__Objectives__
1. Translate this sentence from the piece on Verizon zero rating Fios into Spanish: "One notable exception here is for customers with unlimited mobile data plans."
2. Extend the piece on Verizon zero rating Fios for its wireless customers, picking up after its final line.

====== Document extract

An anonymous reader quotes a report from The Verge: Verizon is taking a page out of AT&T's book by zero rating its Fios cable TV service for all Verizon Wireless customers. That means that if you purchase your mobile data plan from Verizon Wireless and your cable TV plan from Fios, you can now use the Fios Mobile app to stream live channels and on-demand shows and not have it count against your monthly data cap. (It should be noted that Verizon Wireless and Fios are separate subsidiaries, but both are owned by Verizon Communications.) This builds on Verizon's previous decision to zero rate its Go90 mobile app for customers of its own wireless service, which net neutrality advocates see as prioritizing its own products to the detriment of those from competitors and upstarts. One notable exception here is for customers with unlimited mobile data plans. Streaming Fios Mobile content will in fact count toward the unlimited plans' 22GB a month cap, after which Verizon will cap speeds. This caveat is not made clear in Verizon's marketing language, and instead is found only in the App Store release notes.

37 comments

  1. Leverage? by Anonymous Coward · · Score: 0

    Now someone find a way to leverage this, by funneling one's own data in a way it looks like Fios to Verizon.

    Bonus if it involves a whistle included as a gift in a cereal package, or something.

    (A more explicit way to state my sentiment: as the whole world seems to be evolving into robber barons, the only recourse left for the rest of us is to become subversive)

    1. Re: Leverage? by Anonymous Coward · · Score: 0

      You misspelled "first".

    2. Re:Leverage? by rmdingler · · Score: 1
      It is strange that men should take up crime when there are so many legal ways to be dishonest. -unknown

      The neutrality of the US internet will remain endangered as long as the interests of its users clash with the moneyed interests of corporations.

      Thank goodness we have a caring, representative government to protect us...

      --
      Happiness in intelligent people is the rarest thing I know.

      Ernest Hemingway

    3. Re:Leverage? by Anonymous Coward · · Score: 0

      > Thank goodness we have a caring, representative government to protect us...

      My sympathy is with you, and I'm seriously willing to host a refugee from the USA... until the psychopaths over here in EU take over (they are trying hard, believe me).

  2. Unlimited?! by deepershade6211 · · Score: 1

    "unlimited plans' 22GB a month cap" It seems America and the rest of the world have a different idea as to the meaning of the word 'unlimited'...

    1. Re:Unlimited?! by cdrudge · · Score: 1

      After 22GB, your connection may be throttled if you are on a congested cell. So you can continue to use data so it's still "unlimited" for some definitions of the word.

============
====== Extracted records

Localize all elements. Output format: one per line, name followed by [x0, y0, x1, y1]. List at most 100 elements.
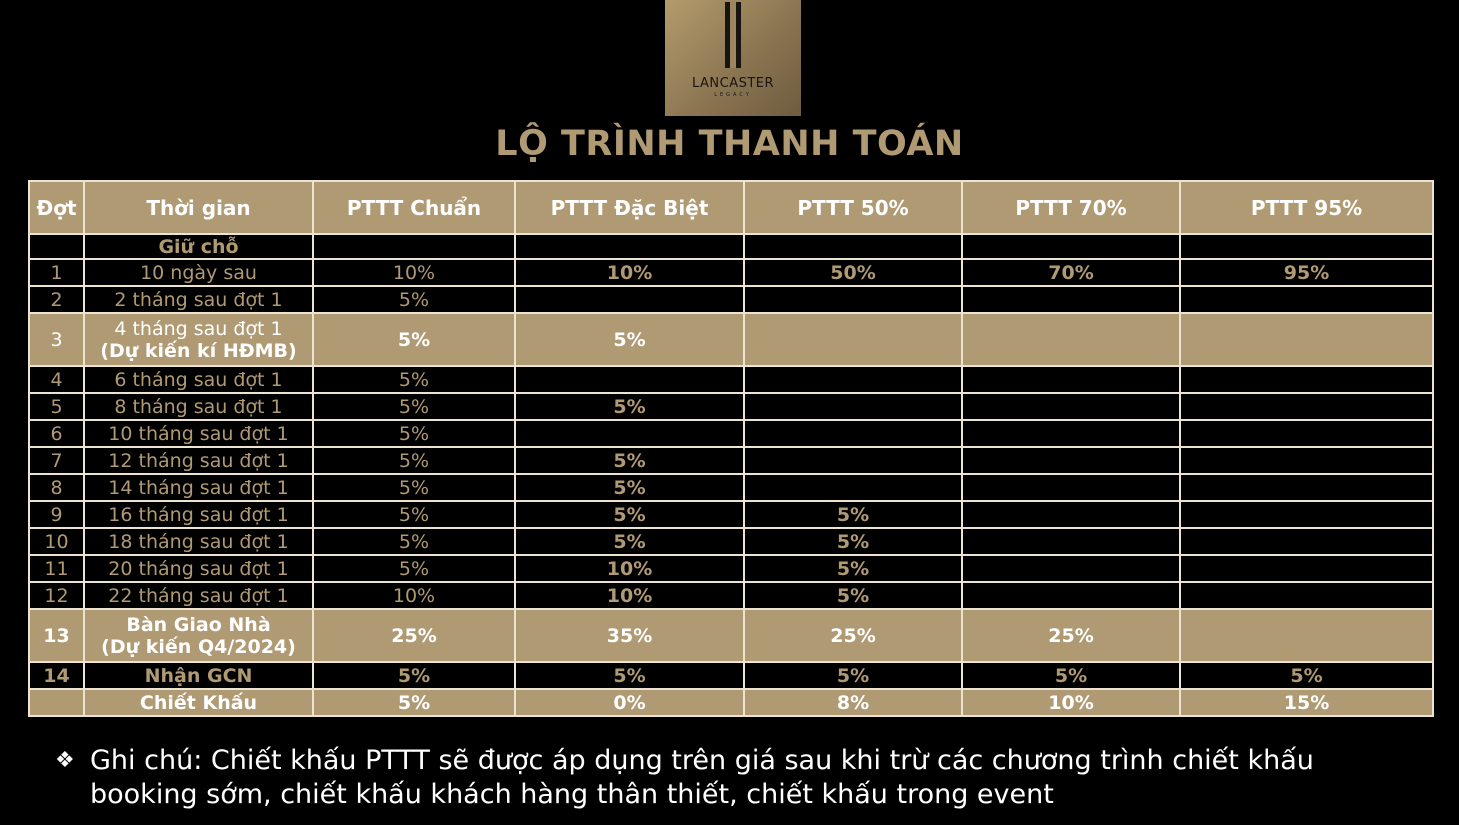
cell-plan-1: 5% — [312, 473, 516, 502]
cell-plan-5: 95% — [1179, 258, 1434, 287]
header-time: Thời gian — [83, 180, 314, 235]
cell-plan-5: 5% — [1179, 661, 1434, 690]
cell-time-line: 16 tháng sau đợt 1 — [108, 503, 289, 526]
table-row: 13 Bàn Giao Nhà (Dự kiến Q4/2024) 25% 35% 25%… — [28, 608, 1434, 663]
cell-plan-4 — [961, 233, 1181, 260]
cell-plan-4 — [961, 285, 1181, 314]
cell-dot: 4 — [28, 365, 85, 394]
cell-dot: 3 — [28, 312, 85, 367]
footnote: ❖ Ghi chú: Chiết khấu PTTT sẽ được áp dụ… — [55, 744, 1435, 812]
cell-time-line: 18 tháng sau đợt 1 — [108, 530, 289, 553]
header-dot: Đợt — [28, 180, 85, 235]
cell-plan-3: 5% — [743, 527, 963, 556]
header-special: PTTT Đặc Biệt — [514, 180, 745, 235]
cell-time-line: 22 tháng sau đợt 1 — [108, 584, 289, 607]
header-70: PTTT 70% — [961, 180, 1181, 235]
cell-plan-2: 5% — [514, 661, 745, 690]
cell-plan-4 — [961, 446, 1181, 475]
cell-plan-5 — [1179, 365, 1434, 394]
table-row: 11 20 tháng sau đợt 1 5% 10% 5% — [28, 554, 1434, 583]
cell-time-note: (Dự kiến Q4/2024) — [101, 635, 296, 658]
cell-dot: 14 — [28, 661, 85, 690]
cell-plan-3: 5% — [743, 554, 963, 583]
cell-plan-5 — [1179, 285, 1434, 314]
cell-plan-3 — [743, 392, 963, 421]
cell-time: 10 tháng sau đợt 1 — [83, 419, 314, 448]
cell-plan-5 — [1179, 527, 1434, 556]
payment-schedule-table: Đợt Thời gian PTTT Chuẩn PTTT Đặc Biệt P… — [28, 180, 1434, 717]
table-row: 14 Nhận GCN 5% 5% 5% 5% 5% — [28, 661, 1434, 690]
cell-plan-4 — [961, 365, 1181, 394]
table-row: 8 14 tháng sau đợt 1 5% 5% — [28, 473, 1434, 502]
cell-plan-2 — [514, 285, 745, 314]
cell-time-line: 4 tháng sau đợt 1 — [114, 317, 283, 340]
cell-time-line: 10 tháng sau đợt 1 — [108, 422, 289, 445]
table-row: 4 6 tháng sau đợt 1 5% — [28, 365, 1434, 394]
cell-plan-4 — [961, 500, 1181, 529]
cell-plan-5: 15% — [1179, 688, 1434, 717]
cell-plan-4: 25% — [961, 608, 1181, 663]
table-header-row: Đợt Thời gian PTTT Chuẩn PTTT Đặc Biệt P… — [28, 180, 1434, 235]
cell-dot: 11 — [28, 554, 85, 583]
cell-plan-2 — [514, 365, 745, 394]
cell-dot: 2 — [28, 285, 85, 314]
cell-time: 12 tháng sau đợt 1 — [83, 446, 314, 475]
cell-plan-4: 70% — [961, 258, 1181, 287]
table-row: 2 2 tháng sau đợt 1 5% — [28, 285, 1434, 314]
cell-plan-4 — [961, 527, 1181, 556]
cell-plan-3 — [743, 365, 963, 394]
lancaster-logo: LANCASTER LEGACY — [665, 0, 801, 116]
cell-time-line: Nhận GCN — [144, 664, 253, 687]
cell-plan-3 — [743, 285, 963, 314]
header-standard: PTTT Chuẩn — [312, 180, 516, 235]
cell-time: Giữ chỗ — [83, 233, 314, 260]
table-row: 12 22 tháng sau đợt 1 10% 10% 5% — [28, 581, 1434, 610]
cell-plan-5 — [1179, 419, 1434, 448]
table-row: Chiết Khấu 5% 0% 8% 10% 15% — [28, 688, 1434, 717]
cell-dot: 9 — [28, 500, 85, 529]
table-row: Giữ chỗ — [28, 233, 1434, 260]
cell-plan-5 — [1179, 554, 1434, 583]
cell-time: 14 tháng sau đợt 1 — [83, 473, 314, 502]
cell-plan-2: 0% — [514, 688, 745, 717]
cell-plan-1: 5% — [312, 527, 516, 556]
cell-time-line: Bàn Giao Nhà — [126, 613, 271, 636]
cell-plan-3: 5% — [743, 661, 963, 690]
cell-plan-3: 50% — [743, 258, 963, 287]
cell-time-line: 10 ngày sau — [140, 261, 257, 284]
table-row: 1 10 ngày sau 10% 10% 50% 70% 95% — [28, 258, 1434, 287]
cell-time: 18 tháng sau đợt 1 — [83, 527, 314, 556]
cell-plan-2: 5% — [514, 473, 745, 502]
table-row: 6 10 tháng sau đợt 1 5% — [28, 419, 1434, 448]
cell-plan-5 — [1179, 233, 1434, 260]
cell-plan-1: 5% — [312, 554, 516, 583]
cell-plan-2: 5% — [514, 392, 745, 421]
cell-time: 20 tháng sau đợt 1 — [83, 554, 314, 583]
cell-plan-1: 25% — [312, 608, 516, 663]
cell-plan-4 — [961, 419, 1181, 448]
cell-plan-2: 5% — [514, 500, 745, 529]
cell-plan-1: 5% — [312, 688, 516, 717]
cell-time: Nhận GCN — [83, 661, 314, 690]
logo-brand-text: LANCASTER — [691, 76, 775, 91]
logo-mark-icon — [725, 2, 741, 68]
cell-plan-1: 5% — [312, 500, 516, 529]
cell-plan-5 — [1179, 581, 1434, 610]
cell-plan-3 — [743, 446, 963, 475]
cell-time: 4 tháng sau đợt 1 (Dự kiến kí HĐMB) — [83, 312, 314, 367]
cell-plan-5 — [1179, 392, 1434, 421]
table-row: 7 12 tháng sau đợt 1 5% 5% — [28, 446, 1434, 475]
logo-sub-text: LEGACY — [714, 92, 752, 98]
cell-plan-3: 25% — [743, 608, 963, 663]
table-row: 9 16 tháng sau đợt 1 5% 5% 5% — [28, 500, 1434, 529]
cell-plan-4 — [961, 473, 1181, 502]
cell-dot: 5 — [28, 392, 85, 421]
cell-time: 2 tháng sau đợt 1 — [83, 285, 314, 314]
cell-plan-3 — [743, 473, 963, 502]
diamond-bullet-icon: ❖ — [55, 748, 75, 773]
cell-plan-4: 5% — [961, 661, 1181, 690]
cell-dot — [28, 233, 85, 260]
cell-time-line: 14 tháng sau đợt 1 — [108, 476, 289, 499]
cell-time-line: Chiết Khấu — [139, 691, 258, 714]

============
====== Extracted records

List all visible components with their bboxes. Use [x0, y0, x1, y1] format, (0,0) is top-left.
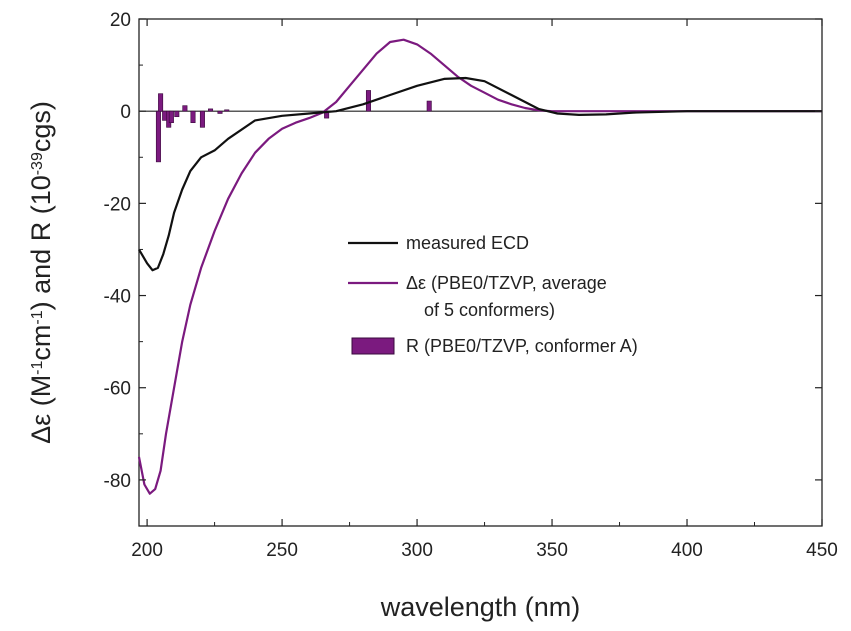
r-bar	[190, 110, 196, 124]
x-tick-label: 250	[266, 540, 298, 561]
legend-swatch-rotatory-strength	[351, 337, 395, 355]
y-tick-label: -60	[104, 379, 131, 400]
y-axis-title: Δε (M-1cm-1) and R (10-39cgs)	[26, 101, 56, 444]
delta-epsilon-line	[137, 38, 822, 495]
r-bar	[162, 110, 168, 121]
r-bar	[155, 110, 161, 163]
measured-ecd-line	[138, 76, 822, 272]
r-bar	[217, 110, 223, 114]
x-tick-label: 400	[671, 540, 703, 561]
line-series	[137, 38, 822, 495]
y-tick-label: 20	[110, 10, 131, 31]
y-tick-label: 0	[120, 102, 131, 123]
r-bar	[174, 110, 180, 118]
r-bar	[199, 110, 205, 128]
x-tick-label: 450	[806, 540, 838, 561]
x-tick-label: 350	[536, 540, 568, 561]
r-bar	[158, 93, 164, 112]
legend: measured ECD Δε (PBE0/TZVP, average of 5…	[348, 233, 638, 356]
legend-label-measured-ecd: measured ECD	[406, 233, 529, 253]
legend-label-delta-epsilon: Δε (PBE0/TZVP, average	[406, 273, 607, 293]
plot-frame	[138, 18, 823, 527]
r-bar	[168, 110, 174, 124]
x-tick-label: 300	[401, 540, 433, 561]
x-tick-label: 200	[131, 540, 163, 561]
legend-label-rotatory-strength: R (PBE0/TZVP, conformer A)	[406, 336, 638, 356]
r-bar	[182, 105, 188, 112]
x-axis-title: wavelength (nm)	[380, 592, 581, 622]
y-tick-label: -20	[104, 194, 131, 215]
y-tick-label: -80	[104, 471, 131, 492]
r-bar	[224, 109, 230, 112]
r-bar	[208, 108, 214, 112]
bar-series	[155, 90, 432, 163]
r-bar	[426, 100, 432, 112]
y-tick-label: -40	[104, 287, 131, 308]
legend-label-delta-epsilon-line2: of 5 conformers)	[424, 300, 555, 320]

============
====== Extracted records

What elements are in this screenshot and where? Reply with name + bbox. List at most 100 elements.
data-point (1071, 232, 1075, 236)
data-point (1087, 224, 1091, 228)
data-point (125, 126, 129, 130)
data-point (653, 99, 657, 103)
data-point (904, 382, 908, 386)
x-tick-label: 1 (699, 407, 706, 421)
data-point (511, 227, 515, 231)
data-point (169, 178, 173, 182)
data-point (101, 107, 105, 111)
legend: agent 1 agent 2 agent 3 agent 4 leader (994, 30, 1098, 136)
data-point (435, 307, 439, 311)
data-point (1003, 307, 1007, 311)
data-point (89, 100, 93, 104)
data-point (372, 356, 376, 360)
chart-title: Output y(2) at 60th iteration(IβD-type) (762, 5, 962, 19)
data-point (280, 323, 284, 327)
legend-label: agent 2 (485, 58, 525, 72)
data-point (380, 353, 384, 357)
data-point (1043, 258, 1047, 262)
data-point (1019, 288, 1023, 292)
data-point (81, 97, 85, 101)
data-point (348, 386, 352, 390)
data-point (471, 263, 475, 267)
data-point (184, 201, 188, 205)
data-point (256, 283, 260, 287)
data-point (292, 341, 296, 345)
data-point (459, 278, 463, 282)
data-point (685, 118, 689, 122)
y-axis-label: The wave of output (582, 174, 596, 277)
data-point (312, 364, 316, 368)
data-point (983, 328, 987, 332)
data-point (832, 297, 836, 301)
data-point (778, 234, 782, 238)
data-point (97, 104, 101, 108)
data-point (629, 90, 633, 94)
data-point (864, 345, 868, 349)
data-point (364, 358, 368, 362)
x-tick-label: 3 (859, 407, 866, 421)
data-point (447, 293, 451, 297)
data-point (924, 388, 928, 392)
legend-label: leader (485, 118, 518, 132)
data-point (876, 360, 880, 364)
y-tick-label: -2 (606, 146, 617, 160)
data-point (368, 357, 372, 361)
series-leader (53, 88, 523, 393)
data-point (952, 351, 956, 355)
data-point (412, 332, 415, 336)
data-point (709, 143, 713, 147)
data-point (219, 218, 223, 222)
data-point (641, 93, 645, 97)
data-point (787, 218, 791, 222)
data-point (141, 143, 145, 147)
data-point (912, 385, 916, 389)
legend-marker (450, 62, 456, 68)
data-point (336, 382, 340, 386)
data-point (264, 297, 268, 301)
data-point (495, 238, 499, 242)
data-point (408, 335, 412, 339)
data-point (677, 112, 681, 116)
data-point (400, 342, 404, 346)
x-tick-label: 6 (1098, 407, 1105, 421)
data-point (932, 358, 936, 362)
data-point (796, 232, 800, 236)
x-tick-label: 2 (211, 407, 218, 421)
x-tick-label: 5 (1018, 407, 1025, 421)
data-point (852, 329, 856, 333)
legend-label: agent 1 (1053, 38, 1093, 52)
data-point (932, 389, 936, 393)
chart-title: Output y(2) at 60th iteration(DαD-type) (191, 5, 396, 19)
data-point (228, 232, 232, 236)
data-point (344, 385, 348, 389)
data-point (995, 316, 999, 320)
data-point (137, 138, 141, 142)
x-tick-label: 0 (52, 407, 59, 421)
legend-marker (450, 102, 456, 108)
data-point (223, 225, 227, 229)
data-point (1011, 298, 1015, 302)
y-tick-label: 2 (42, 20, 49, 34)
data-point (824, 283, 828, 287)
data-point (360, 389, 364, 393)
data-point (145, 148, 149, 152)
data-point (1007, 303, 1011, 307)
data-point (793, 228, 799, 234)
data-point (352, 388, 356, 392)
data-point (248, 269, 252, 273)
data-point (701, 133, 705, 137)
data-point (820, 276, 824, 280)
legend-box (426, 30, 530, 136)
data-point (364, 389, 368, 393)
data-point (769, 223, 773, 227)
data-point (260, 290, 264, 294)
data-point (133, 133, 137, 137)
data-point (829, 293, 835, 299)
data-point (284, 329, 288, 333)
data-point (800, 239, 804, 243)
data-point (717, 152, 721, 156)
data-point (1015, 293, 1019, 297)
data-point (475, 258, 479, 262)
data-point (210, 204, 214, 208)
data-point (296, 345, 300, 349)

============

__Answers to the exercises__
1. Una excepción notable aquí es para los clientes con planes de datos móviles ilimitados.

2.
    2. Re:Unlimited?! by Anonymous Coward · · Score: 0

      After 22GB, your connection will be throttled

      FTFY

    3. Re:Unlimited?! by Plus1Entropy · · Score: 1

      Has the rest of the world broken the laws of physics? Due to finite bandwidth and finite time no plan could ever be unlimited.

      If you understand Channel Capacity then you'd know that even with infinite bandwidth you can't transmit infinite data unless you also have an infinite signal-to-noise ratio.

      --
      Only crack the nuts that crack. You don't put the ones that don't crack in the sack.
    4. Re:Unlimited?! by Anonymous Coward · · Score: 0

      He said unlimited, not infinite.

    5. Re:Unlimited?! by Anonymous Coward · · Score: 0

      Has the rest of the world broken the laws of physics?

      Don't be dense. The only people viewing "unlimited" to mean "can break the laws of physics" are the same people pushing for unlimited to allow for "active throttling because we said so". Everyone else realizes that "unlimited" means "up to x% speed at any given time, where x% equals 1 divided by the number of current users".

    6. Re:Unlimited?! by NatasRevol · · Score: 1

      *to 3G speeds.

      --
      There are two types of people in the world: Those who crave closure
    7. Re:Unlimited?! by Anonymous Coward · · Score: 0

      You mean lying scum American's who have no consumer protections definitions of the word.

    8. Re:Unlimited?! by sims+2 · · Score: 1

      Throttle applies only to hotspot and tethering use after 10GB.
      In which case it's throttled to 600kbps calling it 3G speeds is an insult to 3G my cellphone tops out on EVDO rev A and it can do 1.55Mbps.

      The distinction between throttling and deprioritization is very important.

      With deprio your speeds will be relatively slower if your are in a congested area.

      With throttle your totally fked for the rest of the month no matter what.

      --
      Minimum threshold fixed. Thanks!
    9. Re:Unlimited?! by Anonymous Coward · · Score: 0

      Please, the term unlimited when referring to cellular data usage has ALWAYS referred to the amount of data allowed to be transferred before incurring overage charges. It has never (until it became a convenient political and legislative club) meant that your speed would not be rate limited.

    10. Re:Unlimited?! by Plus1Entropy · · Score: 1

      Exactly. We are already applying a less-than-literal definition of the word "unlimited" to this particular situation. Discussing to what degree the word is less-than-literal is to engage in a pissing contest.

      --
      Only crack the nuts that crack. You don't put the ones that don't crack in the sack.
    11. Re:Unlimited?! by Plus1Entropy · · Score: 1

      unlimited
      adjective
              not limited or restricted in terms of number, quantity, or extent.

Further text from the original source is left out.